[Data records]
>> BEGIN

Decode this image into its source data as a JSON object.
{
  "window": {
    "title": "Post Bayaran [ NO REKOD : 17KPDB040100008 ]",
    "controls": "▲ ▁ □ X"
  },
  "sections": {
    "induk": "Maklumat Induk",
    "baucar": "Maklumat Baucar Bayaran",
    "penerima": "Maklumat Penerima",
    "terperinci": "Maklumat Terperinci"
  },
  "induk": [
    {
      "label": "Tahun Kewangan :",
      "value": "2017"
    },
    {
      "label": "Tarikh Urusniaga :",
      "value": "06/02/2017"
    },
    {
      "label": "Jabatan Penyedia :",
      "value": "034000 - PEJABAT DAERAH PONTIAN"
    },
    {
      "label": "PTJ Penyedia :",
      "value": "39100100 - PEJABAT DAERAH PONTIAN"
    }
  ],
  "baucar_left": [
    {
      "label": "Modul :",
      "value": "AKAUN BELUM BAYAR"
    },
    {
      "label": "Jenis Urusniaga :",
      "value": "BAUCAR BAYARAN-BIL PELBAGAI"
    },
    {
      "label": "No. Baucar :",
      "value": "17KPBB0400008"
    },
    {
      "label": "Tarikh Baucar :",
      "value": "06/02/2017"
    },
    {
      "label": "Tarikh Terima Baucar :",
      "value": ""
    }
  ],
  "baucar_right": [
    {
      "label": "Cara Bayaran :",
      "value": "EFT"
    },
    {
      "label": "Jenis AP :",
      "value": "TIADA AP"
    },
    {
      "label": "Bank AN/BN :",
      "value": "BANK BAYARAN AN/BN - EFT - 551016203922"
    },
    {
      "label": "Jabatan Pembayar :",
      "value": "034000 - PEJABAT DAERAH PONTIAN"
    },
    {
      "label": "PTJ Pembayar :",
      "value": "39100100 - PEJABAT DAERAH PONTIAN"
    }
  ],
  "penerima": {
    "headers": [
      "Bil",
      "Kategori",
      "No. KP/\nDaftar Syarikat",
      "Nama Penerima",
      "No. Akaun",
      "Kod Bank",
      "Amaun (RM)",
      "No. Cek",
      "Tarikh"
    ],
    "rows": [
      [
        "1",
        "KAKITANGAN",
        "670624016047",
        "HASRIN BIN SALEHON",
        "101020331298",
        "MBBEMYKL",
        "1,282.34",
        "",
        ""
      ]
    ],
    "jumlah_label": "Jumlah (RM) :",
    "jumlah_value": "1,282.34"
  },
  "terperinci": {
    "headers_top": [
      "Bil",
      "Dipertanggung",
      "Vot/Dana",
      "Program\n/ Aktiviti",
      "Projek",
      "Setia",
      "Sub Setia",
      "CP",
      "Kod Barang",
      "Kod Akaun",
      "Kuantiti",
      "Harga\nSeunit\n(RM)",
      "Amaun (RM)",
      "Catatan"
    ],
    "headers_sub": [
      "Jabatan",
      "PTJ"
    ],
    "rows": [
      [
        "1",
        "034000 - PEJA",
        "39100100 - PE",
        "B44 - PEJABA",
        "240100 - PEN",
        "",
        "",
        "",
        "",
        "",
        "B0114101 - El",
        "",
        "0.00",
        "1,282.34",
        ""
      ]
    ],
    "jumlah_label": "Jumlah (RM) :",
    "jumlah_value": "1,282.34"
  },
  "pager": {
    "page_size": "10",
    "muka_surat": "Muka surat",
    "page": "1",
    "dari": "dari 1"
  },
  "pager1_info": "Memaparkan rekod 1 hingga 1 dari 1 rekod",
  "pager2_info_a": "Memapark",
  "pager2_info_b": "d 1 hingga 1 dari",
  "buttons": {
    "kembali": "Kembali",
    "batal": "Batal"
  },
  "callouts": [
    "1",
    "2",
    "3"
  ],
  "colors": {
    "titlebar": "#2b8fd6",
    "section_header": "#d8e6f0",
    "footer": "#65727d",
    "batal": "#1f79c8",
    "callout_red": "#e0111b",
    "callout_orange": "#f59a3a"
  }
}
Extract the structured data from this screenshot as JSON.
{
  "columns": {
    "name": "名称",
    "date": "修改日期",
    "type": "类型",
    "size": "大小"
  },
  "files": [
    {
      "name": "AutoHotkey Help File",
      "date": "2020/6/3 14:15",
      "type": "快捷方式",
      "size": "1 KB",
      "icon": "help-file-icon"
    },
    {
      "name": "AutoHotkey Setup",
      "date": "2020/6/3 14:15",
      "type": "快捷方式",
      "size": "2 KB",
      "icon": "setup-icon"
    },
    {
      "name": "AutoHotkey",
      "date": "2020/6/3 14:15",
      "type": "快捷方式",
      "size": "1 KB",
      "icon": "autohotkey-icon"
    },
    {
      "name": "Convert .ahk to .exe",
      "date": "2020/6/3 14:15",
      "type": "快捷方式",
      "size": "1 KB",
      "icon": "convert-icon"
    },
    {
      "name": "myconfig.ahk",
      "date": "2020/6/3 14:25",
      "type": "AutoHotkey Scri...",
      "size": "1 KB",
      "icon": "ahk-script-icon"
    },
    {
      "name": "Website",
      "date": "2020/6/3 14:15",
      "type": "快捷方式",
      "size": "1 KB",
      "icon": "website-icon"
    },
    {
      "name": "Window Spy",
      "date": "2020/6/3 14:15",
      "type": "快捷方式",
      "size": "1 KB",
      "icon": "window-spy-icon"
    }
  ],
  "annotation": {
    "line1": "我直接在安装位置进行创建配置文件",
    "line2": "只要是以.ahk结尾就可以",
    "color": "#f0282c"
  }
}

>> END

### GIVEN TASK
Output every record above exactly as it appears.

### EXERCISE ANSWER
Decode this image into its source data as a JSON object.
{
  "window": {
    "title": "Post Bayaran [ NO REKOD : 17KPDB040100008 ]",
    "controls": "▲ ▁ □ X"
  },
  "sections": {
    "induk": "Maklumat Induk",
    "baucar": "Maklumat Baucar Bayaran",
    "penerima": "Maklumat Penerima",
    "terperinci": "Maklumat Terperinci"
  },
  "induk": [
    {
      "label": "Tahun Kewangan :",
      "value": "2017"
    },
    {
      "label": "Tarikh Urusniaga :",
      "value": "06/02/2017"
    },
    {
      "label": "Jabatan Penyedia :",
      "value": "034000 - PEJABAT DAERAH PONTIAN"
    },
    {
      "label": "PTJ Penyedia :",
      "value": "39100100 - PEJABAT DAERAH PONTIAN"
    }
  ],
  "baucar_left": [
    {
      "label": "Modul :",
      "value": "AKAUN BELUM BAYAR"
    },
    {
      "label": "Jenis Urusniaga :",
      "value": "BAUCAR BAYARAN-BIL PELBAGAI"
    },
    {
      "label": "No. Baucar :",
      "value": "17KPBB0400008"
    },
    {
      "label": "Tarikh Baucar :",
      "value": "06/02/2017"
    },
    {
      "label": "Tarikh Terima Baucar :",
      "value": ""
    }
  ],
  "baucar_right": [
    {
      "label": "Cara Bayaran :",
      "value": "EFT"
    },
    {
      "label": "Jenis AP :",
      "value": "TIADA AP"
    },
    {
      "label": "Bank AN/BN :",
      "value": "BANK BAYARAN AN/BN - EFT - 551016203922"
    },
    {
      "label": "Jabatan Pembayar :",
      "value": "034000 - PEJABAT DAERAH PONTIAN"
    },
    {
      "label": "PTJ Pembayar :",
      "value": "39100100 - PEJABAT DAERAH PONTIAN"
    }
  ],
  "penerima": {
    "headers": [
      "Bil",
      "Kategori",
      "No. KP/\nDaftar Syarikat",
      "Nama Penerima",
      "No. Akaun",
      "Kod Bank",
      "Amaun (RM)",
      "No. Cek",
      "Tarikh"
    ],
    "rows": [
      [
        "1",
        "KAKITANGAN",
        "670624016047",
        "HASRIN BIN SALEHON",
        "101020331298",
        "MBBEMYKL",
        "1,282.34",
        "",
        ""
      ]
    ],
    "jumlah_label": "Jumlah (RM) :",
    "jumlah_value": "1,282.34"
  },
  "terperinci": {
    "headers_top": [
      "Bil",
      "Dipertanggung",
      "Vot/Dana",
      "Program\n/ Aktiviti",
      "Projek",
      "Setia",
      "Sub Setia",
      "CP",
      "Kod Barang",
      "Kod Akaun",
      "Kuantiti",
      "Harga\nSeunit\n(RM)",
      "Amaun (RM)",
      "Catatan"
    ],
    "headers_sub": [
      "Jabatan",
      "PTJ"
    ],
    "rows": [
      [
        "1",
        "034000 - PEJA",
        "39100100 - PE",
        "B44 - PEJABA",
        "240100 - PEN",
        "",
        "",
        "",
        "",
        "",
        "B0114101 - El",
        "",
        "0.00",
        "1,282.34",
        ""
      ]
    ],
    "jumlah_label": "Jumlah (RM) :",
    "jumlah_value": "1,282.34"
  },
  "pager": {
    "page_size": "10",
    "muka_surat": "Muka surat",
    "page": "1",
    "dari": "dari 1"
  },
  "pager1_info": "Memaparkan rekod 1 hingga 1 dari 1 rekod",
  "pager2_info_a": "Memapark",
  "pager2_info_b": "d 1 hingga 1 dari",
  "buttons": {
    "kembali": "Kembali",
    "batal": "Batal"
  },
  "callouts": [
    "1",
    "2",
    "3"
  ],
  "colors": {
    "titlebar": "#2b8fd6",
    "section_header": "#d8e6f0",
    "footer": "#65727d",
    "batal": "#1f79c8",
    "callout_red": "#e0111b",
    "callout_orange": "#f59a3a"
  }
}
Extract the structured data from this screenshot as JSON.
{
  "columns": {
    "name": "名称",
    "date": "修改日期",
    "type": "类型",
    "size": "大小"
  },
  "files": [
    {
      "name": "AutoHotkey Help File",
      "date": "2020/6/3 14:15",
      "type": "快捷方式",
      "size": "1 KB",
      "icon": "help-file-icon"
    },
    {
      "name": "AutoHotkey Setup",
      "date": "2020/6/3 14:15",
      "type": "快捷方式",
      "size": "2 KB",
      "icon": "setup-icon"
    },
    {
      "name": "AutoHotkey",
      "date": "2020/6/3 14:15",
      "type": "快捷方式",
      "size": "1 KB",
      "icon": "autohotkey-icon"
    },
    {
      "name": "Convert .ahk to .exe",
      "date": "2020/6/3 14:15",
      "type": "快捷方式",
      "size": "1 KB",
      "icon": "convert-icon"
    },
    {
      "name": "myconfig.ahk",
      "date": "2020/6/3 14:25",
      "type": "AutoHotkey Scri...",
      "size": "1 KB",
      "icon": "ahk-script-icon"
    },
    {
      "name": "Website",
      "date": "2020/6/3 14:15",
      "type": "快捷方式",
      "size": "1 KB",
      "icon": "website-icon"
    },
    {
      "name": "Window Spy",
      "date": "2020/6/3 14:15",
      "type": "快捷方式",
      "size": "1 KB",
      "icon": "window-spy-icon"
    }
  ],
  "annotation": {
    "line1": "我直接在安装位置进行创建配置文件",
    "line2": "只要是以.ahk结尾就可以",
    "color": "#f0282c"
  }
}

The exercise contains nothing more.